───── LISTED RECORDS ─────
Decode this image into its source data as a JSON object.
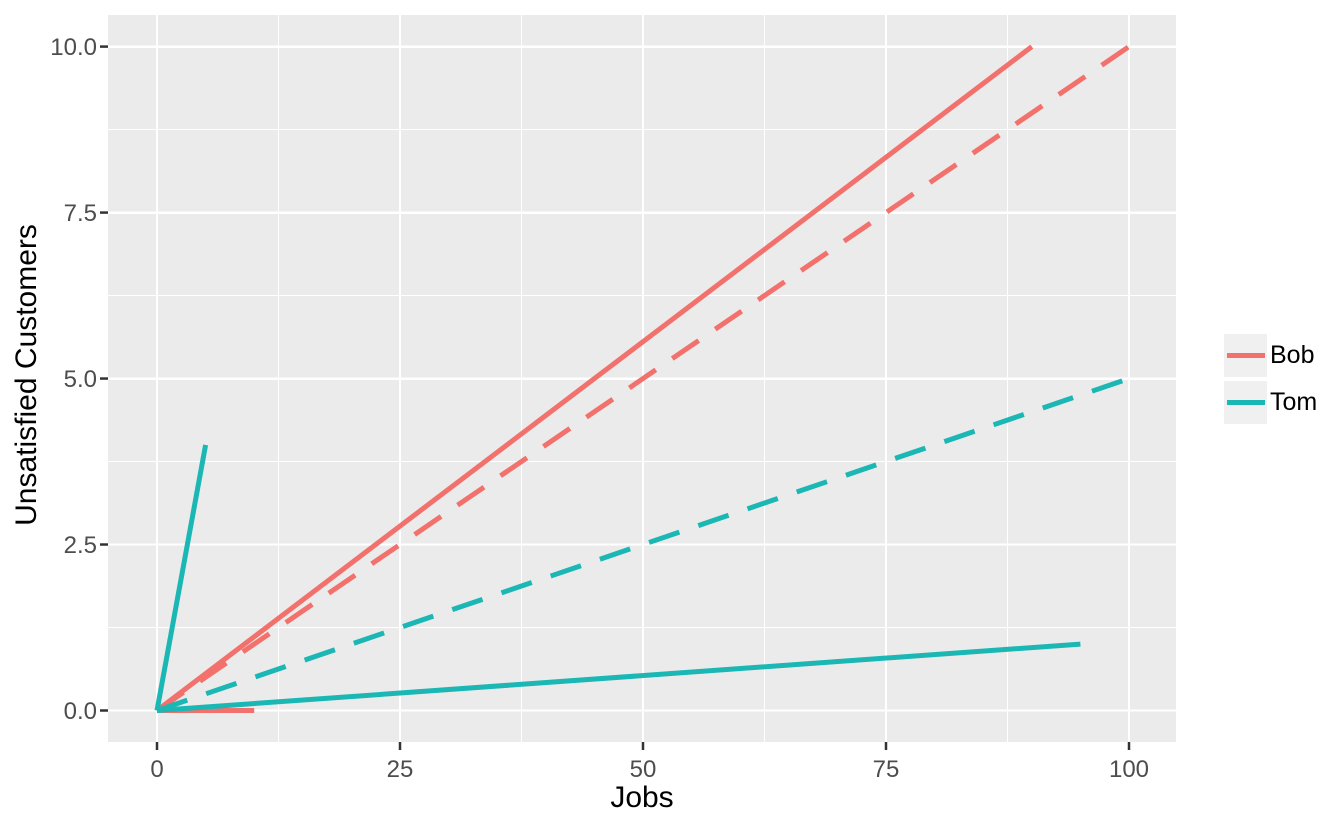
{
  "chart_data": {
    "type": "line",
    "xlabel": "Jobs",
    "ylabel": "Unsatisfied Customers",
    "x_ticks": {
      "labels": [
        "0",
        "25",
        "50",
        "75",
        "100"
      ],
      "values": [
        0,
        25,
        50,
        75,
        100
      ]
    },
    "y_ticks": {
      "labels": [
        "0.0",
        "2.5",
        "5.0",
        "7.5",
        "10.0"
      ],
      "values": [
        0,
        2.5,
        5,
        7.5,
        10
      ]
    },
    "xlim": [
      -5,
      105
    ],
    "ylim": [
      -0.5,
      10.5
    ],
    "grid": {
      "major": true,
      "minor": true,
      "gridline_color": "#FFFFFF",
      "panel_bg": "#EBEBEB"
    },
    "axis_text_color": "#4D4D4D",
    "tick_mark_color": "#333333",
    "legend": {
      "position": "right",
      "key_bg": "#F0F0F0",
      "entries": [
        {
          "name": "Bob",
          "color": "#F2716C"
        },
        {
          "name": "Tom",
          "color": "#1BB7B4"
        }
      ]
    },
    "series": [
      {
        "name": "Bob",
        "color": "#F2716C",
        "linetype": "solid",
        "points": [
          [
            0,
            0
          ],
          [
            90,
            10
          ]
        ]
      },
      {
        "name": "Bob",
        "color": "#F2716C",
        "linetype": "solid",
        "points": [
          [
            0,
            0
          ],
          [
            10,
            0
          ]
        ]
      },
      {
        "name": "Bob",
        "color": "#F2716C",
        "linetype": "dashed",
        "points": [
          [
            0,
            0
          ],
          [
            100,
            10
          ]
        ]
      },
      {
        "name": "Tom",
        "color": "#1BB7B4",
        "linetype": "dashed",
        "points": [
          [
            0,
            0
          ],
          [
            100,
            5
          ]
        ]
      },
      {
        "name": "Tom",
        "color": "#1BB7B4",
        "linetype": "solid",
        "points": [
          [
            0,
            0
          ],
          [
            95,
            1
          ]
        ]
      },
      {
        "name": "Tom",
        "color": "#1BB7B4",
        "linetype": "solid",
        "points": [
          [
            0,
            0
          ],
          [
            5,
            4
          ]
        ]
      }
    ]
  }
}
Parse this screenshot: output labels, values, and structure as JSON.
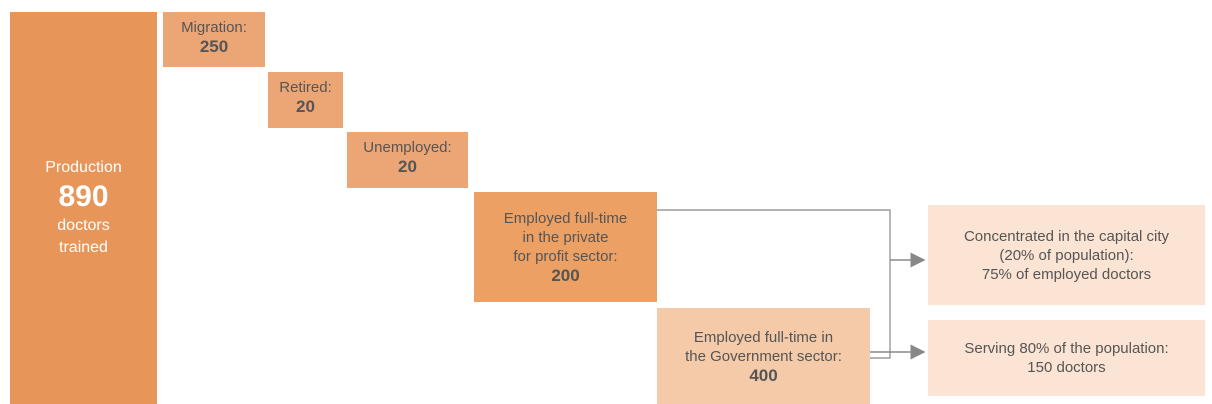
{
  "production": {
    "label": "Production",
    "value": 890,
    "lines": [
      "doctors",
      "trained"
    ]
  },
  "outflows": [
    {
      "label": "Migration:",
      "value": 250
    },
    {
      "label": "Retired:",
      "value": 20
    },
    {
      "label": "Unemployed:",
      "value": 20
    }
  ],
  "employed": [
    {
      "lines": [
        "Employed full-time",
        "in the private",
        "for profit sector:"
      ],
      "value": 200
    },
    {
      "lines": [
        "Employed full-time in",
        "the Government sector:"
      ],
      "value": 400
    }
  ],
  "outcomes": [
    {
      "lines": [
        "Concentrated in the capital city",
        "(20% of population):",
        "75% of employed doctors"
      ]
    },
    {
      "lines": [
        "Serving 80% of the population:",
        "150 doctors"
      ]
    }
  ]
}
─────
## EXERCISE REQUIREMENTS
Transcribe the whole listing, character for character, but not its images.

## CORRECT RESULT
Decode this image into its source data as a JSON object.
{
  "chart_data": {
    "type": "line",
    "xlabel": "Jobs",
    "ylabel": "Unsatisfied Customers",
    "x_ticks": {
      "labels": [
        "0",
        "25",
        "50",
        "75",
        "100"
      ],
      "values": [
        0,
        25,
        50,
        75,
        100
      ]
    },
    "y_ticks": {
      "labels": [
        "0.0",
        "2.5",
        "5.0",
        "7.5",
        "10.0"
      ],
      "values": [
        0,
        2.5,
        5,
        7.5,
        10
      ]
    },
    "xlim": [
      -5,
      105
    ],
    "ylim": [
      -0.5,
      10.5
    ],
    "grid": {
      "major": true,
      "minor": true,
      "gridline_color": "#FFFFFF",
      "panel_bg": "#EBEBEB"
    },
    "axis_text_color": "#4D4D4D",
    "tick_mark_color": "#333333",
    "legend": {
      "position": "right",
      "key_bg": "#F0F0F0",
      "entries": [
        {
          "name": "Bob",
          "color": "#F2716C"
        },
        {
          "name": "Tom",
          "color": "#1BB7B4"
        }
      ]
    },
    "series": [
      {
        "name": "Bob",
        "color": "#F2716C",
        "linetype": "solid",
        "points": [
          [
            0,
            0
          ],
          [
            90,
            10
          ]
        ]
      },
      {
        "name": "Bob",
        "color": "#F2716C",
        "linetype": "solid",
        "points": [
          [
            0,
            0
          ],
          [
            10,
            0
          ]
        ]
      },
      {
        "name": "Bob",
        "color": "#F2716C",
        "linetype": "dashed",
        "points": [
          [
            0,
            0
          ],
          [
            100,
            10
          ]
        ]
      },
      {
        "name": "Tom",
        "color": "#1BB7B4",
        "linetype": "dashed",
        "points": [
          [
            0,
            0
          ],
          [
            100,
            5
          ]
        ]
      },
      {
        "name": "Tom",
        "color": "#1BB7B4",
        "linetype": "solid",
        "points": [
          [
            0,
            0
          ],
          [
            95,
            1
          ]
        ]
      },
      {
        "name": "Tom",
        "color": "#1BB7B4",
        "linetype": "solid",
        "points": [
          [
            0,
            0
          ],
          [
            5,
            4
          ]
        ]
      }
    ]
  }
}
Parse this screenshot: output labels, values, and structure as JSON.
{
  "production": {
    "label": "Production",
    "value": 890,
    "lines": [
      "doctors",
      "trained"
    ]
  },
  "outflows": [
    {
      "label": "Migration:",
      "value": 250
    },
    {
      "label": "Retired:",
      "value": 20
    },
    {
      "label": "Unemployed:",
      "value": 20
    }
  ],
  "employed": [
    {
      "lines": [
        "Employed full-time",
        "in the private",
        "for profit sector:"
      ],
      "value": 200
    },
    {
      "lines": [
        "Employed full-time in",
        "the Government sector:"
      ],
      "value": 400
    }
  ],
  "outcomes": [
    {
      "lines": [
        "Concentrated in the capital city",
        "(20% of population):",
        "75% of employed doctors"
      ]
    },
    {
      "lines": [
        "Serving 80% of the population:",
        "150 doctors"
      ]
    }
  ]
}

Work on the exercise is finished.